___ Texto do documento ___
Violência contra professores, mas também a polícias, militares, bombeiros, médicos, juízes, entre outros funcionários públicos passa a ser crime público. Deixa de ser necessária queixa da vítima para se avançar com um processo judicial. A Lei que também aumenta as penas entra em vigor, esta sexta-feira. Quem representa os professores, congratula-se. Porque se a vergonha é muita, a falta de acolhimento, por parte das direções das escolas, garantem, é ainda maior
Chamemos-lhe Lurdes. Não quer ser identificada, nem quer fornecer qualquer pormenor que possam identificar o aluno. O testemunho é enviado por escrito e sem direto a perguntas.
Lurdes é quadro de agrupamento e “quase em fim de carreira”. Também ela andou “com a casa às costas” e lecionou em mais de uma dúzia de escolas em várias regiões do país e “com diversos contextos socioeconómicos”. Nunca pensou que, no fim da sua vida como docente fosse agredida por um aluno.
“Fui vítima de agressão física, de um mata-leão, em plena sala de aula, por um aluno, numa escola do Grande Porto”, escreve com a cadência de quem ainda precisa de acreditar no que lhe aconteceu.
Não sabemos que idade tinha o aluno na altura, Porque Lurdes teme que isso ajude a identificá-lo e a identificá-la a ela. Mas é com mágoa que acrescenta: “Dei conhecimento à direção do agrupamento, pessoalmente. No entanto, a mesma, não agiu nem tomou qualquer medida, nem apresentou queixa. Só agiu, depois de eu fazer participação criminal junto do Ministério Público. Apenas instaurou o processo disciplinar, tendo sido aplicada uma suspensão de 12 dias [ao aluno]”.
O processo seguiu a via judicial possível. “Como se trata de um menor, o processo correu termos no âmbito do processo tutelar educativo. O tribunal aplicou ao menor uma medida tutelar de internamento em centro educativo em regime aberto, por oito meses (o Ministério Público pedia 12 meses). O aluno recorreu da decisão, mas, o Tribunal da Relação do Porto confirmou a decisão”, relata Lurdes.
Se a decisão deixou Lurdes conformada, a resposta surge numa citação que faz de Souto de Moura: “mostra-se tão irrealista considerar o menor irresponsável pelos seus atos, como ignorar o facto de a sua personalidade estar em formação”.
___
--- Exercícios a resolver ---
[1] Transcreva literalmente o trecho do texto sobre a violência contra professores que vai desde "Lurdes é quadro" até "por um aluno.", inclusive.
[2] Segundo o texto sobre a violência contra professores, por quanto tempo foi aplicada ao aluno a medida de internamento em centro educativo?
[3] Enumere todas as categorias de funcionários públicos expressamente nomeadas no primeiro parágrafo do texto sobre a violência contra professores.
Para responder, baseie-se unicamente no texto.
___ Dados para análise ___
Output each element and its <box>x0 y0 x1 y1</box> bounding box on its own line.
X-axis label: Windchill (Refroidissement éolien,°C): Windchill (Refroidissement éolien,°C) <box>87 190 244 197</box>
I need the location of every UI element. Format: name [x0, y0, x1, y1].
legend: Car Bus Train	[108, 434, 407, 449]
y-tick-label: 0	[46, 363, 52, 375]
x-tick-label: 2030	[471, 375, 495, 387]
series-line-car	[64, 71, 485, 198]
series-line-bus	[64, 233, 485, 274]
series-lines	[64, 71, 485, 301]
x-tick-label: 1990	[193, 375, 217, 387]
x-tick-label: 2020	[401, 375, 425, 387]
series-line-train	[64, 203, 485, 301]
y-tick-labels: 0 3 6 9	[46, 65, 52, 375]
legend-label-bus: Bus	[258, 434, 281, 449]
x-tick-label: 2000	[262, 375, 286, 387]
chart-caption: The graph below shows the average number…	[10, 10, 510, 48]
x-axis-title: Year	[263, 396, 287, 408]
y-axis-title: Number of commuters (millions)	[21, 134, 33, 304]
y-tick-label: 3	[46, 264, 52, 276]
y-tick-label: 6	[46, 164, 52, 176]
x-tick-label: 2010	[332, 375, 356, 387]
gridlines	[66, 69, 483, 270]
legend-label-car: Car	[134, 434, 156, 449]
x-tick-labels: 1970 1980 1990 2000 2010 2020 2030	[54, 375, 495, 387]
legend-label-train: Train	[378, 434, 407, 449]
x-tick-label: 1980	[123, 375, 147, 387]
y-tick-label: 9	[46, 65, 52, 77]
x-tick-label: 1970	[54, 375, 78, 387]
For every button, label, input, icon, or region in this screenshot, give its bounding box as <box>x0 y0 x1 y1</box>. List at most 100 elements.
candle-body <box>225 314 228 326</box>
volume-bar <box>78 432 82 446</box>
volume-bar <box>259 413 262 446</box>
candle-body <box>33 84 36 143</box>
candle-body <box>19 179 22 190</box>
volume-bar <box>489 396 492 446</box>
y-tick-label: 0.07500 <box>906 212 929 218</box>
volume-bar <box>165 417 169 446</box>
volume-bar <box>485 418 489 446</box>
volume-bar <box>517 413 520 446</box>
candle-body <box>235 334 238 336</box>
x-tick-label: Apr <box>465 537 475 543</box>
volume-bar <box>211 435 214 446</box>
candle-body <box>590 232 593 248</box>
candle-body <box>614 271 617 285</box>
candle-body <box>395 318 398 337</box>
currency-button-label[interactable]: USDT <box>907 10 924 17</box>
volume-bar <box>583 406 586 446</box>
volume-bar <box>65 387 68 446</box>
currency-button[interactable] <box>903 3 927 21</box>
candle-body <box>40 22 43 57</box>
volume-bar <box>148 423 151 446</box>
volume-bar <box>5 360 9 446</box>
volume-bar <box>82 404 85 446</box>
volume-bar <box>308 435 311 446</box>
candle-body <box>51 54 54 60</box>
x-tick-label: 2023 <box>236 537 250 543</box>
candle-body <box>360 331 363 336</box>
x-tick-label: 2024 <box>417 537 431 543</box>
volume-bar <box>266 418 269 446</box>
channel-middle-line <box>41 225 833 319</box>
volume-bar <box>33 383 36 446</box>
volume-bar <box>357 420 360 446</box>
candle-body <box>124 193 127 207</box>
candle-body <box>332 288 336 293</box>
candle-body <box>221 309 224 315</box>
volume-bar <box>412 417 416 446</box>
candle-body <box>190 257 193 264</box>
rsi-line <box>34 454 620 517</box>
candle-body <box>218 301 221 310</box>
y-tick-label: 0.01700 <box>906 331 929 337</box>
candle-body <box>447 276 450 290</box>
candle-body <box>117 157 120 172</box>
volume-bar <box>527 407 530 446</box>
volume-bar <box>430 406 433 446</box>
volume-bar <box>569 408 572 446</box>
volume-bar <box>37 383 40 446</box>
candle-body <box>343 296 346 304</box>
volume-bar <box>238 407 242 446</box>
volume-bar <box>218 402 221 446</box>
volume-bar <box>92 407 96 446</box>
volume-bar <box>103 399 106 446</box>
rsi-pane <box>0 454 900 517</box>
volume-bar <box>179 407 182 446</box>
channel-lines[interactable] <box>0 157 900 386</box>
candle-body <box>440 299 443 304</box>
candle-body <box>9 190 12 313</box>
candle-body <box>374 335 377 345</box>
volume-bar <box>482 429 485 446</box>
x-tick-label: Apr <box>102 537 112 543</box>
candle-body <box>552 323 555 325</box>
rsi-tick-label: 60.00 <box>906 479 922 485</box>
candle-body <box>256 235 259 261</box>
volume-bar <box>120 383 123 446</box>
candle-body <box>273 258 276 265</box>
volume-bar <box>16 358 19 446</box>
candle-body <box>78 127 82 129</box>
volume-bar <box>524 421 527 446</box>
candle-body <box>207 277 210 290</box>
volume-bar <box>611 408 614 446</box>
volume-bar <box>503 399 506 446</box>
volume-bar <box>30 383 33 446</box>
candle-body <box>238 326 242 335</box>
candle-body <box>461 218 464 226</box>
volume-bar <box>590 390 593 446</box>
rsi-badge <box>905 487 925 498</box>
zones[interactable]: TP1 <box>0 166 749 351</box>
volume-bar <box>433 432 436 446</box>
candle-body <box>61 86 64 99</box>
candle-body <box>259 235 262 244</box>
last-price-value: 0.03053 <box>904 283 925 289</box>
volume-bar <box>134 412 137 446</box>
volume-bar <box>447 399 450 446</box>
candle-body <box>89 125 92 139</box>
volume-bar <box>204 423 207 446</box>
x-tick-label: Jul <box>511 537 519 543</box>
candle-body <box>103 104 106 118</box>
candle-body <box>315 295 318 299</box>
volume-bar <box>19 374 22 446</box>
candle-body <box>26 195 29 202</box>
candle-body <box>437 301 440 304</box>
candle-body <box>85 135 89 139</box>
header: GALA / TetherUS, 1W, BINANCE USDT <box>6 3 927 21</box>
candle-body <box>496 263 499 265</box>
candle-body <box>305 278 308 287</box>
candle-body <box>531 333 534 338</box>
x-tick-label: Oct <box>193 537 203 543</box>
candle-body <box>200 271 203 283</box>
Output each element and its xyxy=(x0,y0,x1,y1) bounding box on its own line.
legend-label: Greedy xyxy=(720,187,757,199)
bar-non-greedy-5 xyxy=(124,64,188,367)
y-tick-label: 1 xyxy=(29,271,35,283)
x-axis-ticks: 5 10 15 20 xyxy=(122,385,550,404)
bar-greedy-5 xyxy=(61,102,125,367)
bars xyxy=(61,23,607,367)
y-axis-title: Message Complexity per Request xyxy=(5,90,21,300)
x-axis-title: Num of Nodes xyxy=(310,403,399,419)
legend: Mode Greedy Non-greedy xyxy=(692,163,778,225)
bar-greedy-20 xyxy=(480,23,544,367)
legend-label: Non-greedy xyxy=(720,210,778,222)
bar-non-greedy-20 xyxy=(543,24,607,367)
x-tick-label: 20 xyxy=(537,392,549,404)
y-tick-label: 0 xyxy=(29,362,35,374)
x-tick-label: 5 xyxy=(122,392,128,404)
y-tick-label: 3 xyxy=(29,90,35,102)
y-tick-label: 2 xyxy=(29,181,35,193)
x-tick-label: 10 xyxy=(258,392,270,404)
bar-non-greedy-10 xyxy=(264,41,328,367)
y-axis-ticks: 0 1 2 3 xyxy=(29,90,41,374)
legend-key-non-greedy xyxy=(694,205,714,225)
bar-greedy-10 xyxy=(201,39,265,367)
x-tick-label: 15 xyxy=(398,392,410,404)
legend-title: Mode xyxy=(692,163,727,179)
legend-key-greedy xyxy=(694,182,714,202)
___
--- Respostas numeradas ---
[1]
Lurdes é quadro de agrupamento e “quase em fim de carreira”. Também ela andou “com a casa às costas” e lecionou em mais de uma dúzia de escolas em várias regiões do país e “com diversos contextos socioeconómicos”. Nunca pensou que, no fim da sua vida como docente fosse agredida por um aluno.

[2] Por oito meses.

[3] Professores, polícias, militares, bombeiros, médicos e juízes.